Page
┌──

Well seeing as you explained all that I agree with dia in that I don't think heat is causing the freeze and I doubt applying new thermal paste is going to stop the freezing.

The heatsink you have with the stock thermal pad should be good enough so I would leave that alone for now.

If you installed windows with the intell board in place and are now using the same drive with windows installed and have the asrock mobo installed you are going to have to format and reinstall windows because of driver issues from the other board so due this before we proceed so we can be sure it ain't a driver issue.

I hope I am understanding this correctly so please correcft me if I am wrong


----------



## iceman5150 (Apr 7, 2006)

*Yes, I have preformed a cleaned install with this Asrock board*

Yes, I have preformed a cleaned install with this Asrock board, the format and install went ok, but after install, the boot freezes begain again. But the windows it's self is bare and nothing is installed right now. dai I tried to increase ram voltage in bios, but it was set to the highest level and I couldn't increase it anymore.


----------



## dai (Jul 2, 2004)

└──

Task list
**A)** According to the boot-freeze thread, why should Windows be formatted and reinstalled before going further?
**B)** Write the next part of the boot-freeze thread, picking up after its last line.

Material provided
┌──

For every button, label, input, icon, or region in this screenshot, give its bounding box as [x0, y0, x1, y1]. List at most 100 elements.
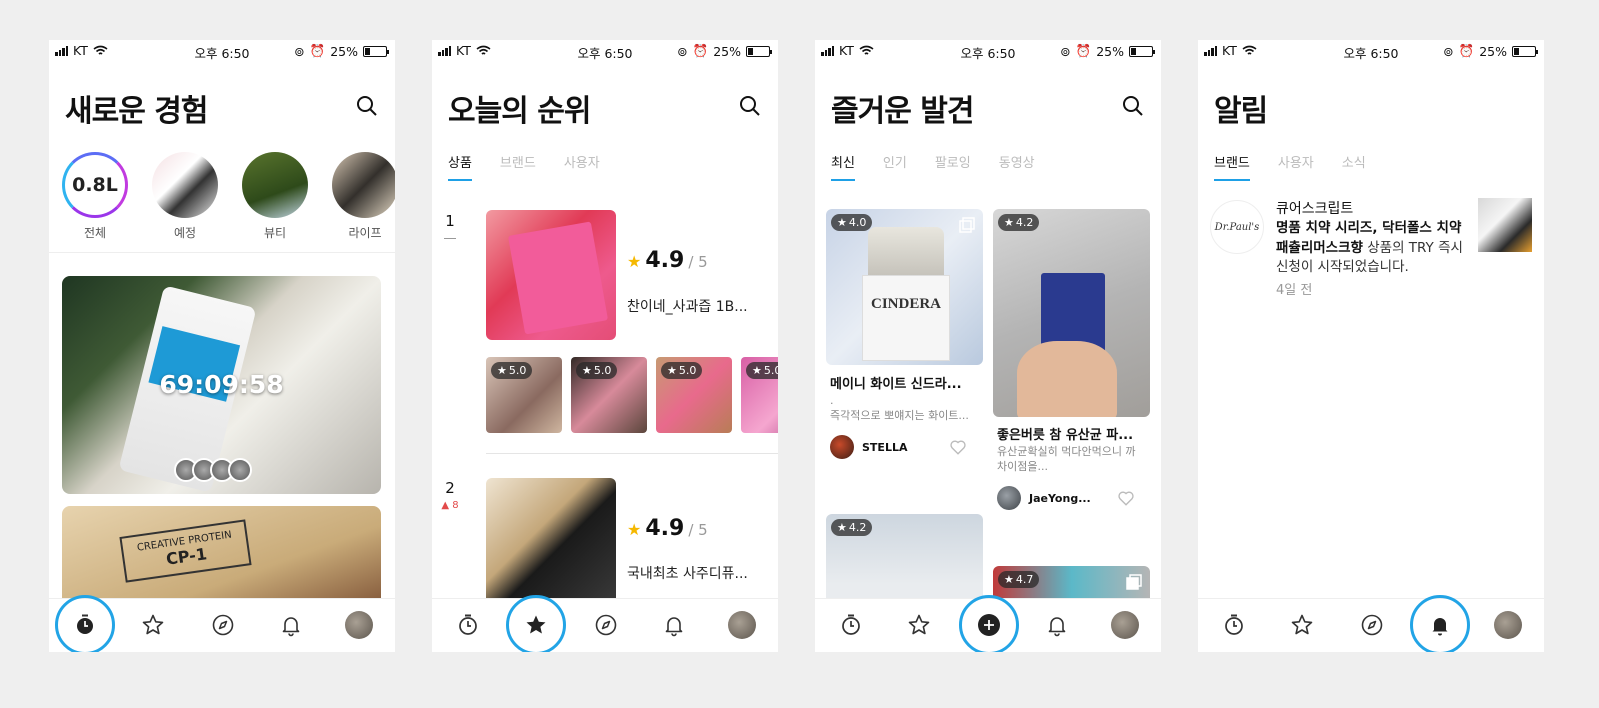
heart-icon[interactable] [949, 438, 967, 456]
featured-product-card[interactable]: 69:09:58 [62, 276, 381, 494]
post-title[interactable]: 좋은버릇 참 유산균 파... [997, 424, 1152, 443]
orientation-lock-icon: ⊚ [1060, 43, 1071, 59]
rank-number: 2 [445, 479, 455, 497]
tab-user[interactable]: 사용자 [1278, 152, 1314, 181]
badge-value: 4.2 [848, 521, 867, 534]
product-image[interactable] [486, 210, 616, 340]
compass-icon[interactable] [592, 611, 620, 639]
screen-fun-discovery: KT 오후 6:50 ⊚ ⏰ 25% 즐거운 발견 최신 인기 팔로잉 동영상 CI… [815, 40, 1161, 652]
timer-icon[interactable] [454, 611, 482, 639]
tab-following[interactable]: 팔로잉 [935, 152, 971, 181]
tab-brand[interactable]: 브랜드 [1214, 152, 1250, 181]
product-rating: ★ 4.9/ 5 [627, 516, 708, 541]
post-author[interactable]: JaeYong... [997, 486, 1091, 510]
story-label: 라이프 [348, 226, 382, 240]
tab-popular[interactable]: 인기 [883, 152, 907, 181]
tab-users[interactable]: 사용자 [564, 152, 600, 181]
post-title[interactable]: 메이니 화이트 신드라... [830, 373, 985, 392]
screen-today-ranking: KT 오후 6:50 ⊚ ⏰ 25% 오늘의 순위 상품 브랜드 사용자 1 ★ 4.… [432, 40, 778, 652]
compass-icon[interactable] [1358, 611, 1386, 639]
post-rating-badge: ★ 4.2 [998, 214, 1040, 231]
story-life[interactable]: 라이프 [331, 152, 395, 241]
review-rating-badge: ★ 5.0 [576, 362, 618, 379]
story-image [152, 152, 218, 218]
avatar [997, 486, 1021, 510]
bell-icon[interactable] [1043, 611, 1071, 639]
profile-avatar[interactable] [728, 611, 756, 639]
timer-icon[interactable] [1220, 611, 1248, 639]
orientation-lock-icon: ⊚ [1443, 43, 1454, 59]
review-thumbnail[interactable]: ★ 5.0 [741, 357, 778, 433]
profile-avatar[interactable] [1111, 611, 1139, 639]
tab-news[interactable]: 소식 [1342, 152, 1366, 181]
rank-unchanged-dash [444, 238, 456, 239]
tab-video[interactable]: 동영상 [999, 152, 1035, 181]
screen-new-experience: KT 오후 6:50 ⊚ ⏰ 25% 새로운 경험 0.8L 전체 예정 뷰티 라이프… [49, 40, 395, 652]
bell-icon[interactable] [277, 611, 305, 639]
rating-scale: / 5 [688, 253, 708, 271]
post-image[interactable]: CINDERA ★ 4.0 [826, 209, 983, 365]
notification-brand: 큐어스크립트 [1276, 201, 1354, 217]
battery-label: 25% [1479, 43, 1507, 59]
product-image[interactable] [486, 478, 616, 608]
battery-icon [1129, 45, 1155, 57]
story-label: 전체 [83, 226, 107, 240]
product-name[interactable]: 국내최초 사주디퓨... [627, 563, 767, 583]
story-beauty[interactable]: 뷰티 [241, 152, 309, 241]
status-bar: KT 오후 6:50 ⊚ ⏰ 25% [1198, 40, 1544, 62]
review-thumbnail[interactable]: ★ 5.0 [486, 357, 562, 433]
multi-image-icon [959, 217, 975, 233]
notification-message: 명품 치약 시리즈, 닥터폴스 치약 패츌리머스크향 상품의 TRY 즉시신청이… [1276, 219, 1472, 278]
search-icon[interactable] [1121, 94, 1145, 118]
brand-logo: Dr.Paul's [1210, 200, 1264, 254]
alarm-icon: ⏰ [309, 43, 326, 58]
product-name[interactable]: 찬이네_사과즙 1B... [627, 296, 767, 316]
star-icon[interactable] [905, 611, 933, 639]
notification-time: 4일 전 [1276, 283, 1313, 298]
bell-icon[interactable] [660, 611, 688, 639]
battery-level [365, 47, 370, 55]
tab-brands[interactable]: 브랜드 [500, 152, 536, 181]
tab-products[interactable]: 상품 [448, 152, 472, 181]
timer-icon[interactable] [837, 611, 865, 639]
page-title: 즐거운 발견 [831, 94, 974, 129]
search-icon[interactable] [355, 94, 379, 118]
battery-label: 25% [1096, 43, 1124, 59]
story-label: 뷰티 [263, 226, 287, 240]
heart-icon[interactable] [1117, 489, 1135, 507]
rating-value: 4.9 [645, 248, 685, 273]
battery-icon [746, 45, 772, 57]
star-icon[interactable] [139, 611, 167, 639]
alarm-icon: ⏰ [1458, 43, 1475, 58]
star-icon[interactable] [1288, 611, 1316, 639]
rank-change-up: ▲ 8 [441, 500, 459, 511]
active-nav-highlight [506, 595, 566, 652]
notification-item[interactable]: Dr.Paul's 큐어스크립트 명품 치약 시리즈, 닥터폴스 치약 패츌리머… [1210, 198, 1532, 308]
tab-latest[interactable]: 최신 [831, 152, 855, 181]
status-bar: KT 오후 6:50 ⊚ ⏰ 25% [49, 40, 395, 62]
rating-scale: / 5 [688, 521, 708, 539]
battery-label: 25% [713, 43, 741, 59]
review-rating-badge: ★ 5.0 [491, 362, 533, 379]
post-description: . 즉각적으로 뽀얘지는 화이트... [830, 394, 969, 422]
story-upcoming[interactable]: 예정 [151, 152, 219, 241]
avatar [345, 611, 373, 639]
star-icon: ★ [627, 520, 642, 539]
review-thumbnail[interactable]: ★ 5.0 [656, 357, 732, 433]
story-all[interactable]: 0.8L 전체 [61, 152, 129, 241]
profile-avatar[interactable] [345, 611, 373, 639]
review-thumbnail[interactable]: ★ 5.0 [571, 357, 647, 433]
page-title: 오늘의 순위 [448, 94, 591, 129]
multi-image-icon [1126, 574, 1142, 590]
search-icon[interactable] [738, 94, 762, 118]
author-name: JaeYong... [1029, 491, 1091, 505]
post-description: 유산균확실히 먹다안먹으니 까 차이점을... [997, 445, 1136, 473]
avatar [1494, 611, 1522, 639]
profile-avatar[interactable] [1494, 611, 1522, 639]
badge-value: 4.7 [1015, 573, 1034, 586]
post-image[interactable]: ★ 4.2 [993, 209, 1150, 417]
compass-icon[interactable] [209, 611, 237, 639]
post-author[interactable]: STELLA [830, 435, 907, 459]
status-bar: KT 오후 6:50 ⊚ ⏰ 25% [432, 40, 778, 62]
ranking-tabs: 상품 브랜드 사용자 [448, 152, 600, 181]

└──
┌──

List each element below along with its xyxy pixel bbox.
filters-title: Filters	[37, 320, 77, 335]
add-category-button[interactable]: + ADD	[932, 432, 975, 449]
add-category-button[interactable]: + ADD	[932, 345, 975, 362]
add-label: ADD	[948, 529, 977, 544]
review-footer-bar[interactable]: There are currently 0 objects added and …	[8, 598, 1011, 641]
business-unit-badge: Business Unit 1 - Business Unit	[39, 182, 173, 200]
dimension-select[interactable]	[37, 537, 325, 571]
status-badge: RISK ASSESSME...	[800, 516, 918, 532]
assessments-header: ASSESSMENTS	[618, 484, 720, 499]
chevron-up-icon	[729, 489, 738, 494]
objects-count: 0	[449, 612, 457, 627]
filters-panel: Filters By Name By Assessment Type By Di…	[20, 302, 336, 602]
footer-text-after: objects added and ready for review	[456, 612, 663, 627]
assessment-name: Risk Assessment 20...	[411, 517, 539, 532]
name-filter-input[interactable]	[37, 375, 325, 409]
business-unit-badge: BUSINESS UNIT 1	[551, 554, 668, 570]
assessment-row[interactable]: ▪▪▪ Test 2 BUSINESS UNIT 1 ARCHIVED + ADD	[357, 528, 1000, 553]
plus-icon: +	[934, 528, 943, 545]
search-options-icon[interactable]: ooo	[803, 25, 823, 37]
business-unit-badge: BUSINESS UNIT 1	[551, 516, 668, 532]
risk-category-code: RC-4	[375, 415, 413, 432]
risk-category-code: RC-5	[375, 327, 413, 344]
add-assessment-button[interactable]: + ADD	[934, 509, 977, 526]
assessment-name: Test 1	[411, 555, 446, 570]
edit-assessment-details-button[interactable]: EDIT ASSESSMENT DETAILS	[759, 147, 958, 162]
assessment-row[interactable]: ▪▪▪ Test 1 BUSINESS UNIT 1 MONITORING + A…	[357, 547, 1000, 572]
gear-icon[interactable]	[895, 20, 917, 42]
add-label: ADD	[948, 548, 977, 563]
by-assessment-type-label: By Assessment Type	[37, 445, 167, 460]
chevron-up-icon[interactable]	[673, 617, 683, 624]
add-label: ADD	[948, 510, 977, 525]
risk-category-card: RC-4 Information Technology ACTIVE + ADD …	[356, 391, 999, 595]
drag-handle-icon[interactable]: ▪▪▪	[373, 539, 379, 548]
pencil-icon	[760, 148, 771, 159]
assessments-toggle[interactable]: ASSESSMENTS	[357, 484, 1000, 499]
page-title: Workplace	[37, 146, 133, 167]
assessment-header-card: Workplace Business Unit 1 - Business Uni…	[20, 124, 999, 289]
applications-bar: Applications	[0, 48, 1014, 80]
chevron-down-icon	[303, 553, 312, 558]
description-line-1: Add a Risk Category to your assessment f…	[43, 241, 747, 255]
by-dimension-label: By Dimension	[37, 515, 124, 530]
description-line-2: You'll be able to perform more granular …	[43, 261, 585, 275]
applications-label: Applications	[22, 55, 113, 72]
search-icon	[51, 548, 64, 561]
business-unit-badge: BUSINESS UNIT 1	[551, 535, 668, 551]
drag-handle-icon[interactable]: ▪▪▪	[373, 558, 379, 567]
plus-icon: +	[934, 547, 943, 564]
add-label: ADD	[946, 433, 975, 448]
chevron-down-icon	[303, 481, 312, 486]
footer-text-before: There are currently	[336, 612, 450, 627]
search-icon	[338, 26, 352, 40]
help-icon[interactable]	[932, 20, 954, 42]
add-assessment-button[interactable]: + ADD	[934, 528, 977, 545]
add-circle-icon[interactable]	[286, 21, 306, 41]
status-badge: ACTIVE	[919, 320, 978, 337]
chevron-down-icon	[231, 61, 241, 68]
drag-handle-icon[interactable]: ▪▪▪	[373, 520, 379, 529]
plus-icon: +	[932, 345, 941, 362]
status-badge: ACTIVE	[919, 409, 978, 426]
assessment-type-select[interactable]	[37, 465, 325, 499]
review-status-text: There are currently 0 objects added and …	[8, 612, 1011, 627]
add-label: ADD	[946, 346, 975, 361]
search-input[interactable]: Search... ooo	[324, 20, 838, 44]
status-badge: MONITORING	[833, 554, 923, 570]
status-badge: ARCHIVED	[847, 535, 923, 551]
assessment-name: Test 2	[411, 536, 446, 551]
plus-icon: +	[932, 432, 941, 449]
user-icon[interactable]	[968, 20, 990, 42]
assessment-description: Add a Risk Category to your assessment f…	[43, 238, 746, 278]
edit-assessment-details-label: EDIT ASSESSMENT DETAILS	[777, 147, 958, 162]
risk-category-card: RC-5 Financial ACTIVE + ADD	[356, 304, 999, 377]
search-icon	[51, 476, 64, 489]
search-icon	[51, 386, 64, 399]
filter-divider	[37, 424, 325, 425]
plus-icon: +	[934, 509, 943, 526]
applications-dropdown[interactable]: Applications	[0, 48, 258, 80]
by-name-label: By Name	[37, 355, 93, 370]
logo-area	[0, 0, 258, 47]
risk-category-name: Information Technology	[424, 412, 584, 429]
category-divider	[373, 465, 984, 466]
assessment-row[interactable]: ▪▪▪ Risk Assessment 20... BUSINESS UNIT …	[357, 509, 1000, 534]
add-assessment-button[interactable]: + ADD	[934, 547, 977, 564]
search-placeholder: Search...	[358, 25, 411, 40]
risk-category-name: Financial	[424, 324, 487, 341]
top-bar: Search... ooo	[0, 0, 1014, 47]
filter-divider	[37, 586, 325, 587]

└──
┌──

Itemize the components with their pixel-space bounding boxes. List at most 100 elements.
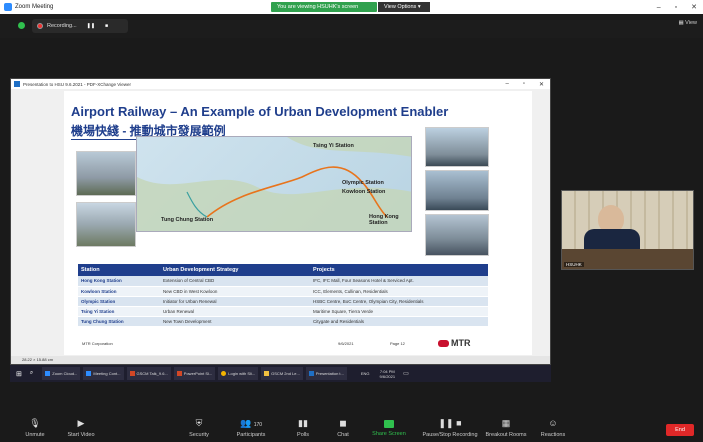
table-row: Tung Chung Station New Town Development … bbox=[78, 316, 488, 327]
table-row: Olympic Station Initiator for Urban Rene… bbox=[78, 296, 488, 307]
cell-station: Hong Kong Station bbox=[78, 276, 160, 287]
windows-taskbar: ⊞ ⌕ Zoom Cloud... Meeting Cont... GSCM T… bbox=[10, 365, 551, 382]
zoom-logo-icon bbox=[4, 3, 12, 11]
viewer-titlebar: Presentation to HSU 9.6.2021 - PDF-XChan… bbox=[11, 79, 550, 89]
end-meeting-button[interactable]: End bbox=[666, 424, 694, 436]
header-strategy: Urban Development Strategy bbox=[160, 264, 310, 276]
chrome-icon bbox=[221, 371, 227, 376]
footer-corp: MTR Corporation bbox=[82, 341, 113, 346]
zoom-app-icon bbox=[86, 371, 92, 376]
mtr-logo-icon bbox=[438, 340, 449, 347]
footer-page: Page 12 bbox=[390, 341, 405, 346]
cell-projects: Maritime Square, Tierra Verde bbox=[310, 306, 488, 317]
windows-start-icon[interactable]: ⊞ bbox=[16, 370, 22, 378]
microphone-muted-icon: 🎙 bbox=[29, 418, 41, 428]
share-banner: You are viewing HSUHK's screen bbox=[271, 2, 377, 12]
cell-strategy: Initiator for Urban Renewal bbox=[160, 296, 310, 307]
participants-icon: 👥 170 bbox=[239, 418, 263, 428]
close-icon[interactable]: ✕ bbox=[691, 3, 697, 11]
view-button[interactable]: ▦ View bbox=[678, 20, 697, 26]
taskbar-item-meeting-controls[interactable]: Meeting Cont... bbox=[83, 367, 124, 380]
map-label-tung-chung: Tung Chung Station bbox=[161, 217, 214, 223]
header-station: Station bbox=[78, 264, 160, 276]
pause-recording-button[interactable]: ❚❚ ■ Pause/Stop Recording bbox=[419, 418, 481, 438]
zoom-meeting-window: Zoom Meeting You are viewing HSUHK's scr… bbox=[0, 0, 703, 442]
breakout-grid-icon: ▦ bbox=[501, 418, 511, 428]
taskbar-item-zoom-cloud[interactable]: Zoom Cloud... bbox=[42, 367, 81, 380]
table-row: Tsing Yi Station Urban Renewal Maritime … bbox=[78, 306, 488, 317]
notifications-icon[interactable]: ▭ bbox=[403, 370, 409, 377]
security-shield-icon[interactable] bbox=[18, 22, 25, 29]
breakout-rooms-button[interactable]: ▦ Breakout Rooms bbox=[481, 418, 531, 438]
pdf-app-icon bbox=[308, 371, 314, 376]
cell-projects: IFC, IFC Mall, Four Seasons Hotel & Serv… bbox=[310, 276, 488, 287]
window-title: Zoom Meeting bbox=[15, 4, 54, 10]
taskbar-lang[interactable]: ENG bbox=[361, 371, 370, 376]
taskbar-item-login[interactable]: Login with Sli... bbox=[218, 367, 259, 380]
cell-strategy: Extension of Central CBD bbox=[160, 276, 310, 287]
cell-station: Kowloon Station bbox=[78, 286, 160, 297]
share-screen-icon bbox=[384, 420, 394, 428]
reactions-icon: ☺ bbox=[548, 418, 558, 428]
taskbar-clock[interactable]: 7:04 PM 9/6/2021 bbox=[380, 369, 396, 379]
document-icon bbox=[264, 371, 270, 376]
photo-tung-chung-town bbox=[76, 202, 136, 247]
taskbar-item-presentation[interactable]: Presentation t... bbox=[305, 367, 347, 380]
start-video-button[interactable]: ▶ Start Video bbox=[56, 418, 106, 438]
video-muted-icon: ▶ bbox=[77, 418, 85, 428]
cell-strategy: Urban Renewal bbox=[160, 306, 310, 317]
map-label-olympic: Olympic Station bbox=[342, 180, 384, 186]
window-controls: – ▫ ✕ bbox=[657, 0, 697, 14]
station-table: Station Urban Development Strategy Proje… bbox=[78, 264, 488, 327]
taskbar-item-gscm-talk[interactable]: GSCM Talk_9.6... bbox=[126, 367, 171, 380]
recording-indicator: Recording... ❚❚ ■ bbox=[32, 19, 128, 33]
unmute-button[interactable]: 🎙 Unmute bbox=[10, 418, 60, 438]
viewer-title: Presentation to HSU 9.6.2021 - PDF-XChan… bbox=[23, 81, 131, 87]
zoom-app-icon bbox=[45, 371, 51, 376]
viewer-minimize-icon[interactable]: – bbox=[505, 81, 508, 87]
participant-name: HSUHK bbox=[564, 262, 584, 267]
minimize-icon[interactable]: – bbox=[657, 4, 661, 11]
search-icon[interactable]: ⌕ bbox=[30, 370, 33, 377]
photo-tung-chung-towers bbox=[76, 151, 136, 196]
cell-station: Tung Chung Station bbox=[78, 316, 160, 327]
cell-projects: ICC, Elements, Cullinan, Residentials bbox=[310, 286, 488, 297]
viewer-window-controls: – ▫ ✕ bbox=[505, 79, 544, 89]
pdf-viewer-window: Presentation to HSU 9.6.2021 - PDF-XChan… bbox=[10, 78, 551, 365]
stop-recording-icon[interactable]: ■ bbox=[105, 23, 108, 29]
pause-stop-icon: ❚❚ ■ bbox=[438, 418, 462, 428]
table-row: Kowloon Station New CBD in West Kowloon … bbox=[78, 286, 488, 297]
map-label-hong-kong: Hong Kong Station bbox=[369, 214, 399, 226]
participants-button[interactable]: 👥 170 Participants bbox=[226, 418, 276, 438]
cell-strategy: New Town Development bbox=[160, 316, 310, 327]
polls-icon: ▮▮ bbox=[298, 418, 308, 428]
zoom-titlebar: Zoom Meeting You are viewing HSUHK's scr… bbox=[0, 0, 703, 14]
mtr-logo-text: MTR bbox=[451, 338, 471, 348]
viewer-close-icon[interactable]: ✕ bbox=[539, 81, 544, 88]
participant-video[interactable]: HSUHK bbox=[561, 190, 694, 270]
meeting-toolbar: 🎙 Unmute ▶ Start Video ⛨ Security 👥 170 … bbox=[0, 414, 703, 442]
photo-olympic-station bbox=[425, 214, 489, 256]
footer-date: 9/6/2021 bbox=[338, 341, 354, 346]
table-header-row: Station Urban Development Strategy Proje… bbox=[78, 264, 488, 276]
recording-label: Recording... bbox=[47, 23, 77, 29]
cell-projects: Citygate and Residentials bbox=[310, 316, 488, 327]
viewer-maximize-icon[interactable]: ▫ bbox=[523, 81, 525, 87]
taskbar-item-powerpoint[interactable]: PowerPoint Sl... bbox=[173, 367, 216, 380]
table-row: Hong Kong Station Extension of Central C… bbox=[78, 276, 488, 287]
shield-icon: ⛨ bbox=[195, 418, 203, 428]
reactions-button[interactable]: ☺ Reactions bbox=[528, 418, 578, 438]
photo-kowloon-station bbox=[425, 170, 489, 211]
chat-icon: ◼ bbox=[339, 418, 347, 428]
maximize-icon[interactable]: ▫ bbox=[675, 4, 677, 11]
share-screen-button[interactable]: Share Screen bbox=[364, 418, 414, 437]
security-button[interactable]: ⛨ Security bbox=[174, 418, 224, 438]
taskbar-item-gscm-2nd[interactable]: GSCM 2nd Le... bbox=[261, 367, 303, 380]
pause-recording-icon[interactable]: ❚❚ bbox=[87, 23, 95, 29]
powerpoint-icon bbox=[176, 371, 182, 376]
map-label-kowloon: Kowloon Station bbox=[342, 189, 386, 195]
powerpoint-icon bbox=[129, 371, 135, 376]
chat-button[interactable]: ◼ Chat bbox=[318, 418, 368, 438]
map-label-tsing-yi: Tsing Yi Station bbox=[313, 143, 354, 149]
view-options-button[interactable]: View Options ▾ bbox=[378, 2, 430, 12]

└──

Expected results
**A)** Windows was installed while the Intel board was in place, and the same drive is now running on the ASRock board. Drivers left over from the other board could cause problems, so a clean reinstall makes sure the freezing isn't a driver issue.

**B)**
try relaxing the timeing on the ram


----------



## iceman5150 (Apr 7, 2006)

*dai were do I relax the timing on ram, is this in bio's*

dai were do I relax the timing on ram, is this in bio's? And if I may ask what is the name for this exactly in bios, if that is were it's at? Is it called timing ram or does it have a different name? 

Thanks iceman


----------



## dai (Jul 2, 2004)

look under advanced chipset or some similar wording depending on the brad of bios
dram timings


----------



## iceman5150 (Apr 7, 2006)

*Decreased dram timings, and still freezes, no success*

Decreased dram timings, and still freezes, no success. Can get to reboot to windows everytime, but if I shut the pc down and wait a few minutes and then turn the pc back on it freezes on first boot.


----------



## dai (Jul 2, 2004)

see if you can borrow a power supply to swap in


----------



## iceman5150 (Apr 7, 2006)

Tried swaping power supplies, put one in from my Dell dimension 3000 but had same problems, after I finily get it booted to windows, can reboot the pc with no freezes but if I turn off and wait and turn back on, on the first boot it freezes with a black screen.


----------



## dai (Jul 2, 2004)

if you tap f8 when rebooting and choose safe or vga mode does it boot straight up,try it a few times
if you have no prolems then you are underpowered


----------



## iceman5150 (Apr 7, 2006)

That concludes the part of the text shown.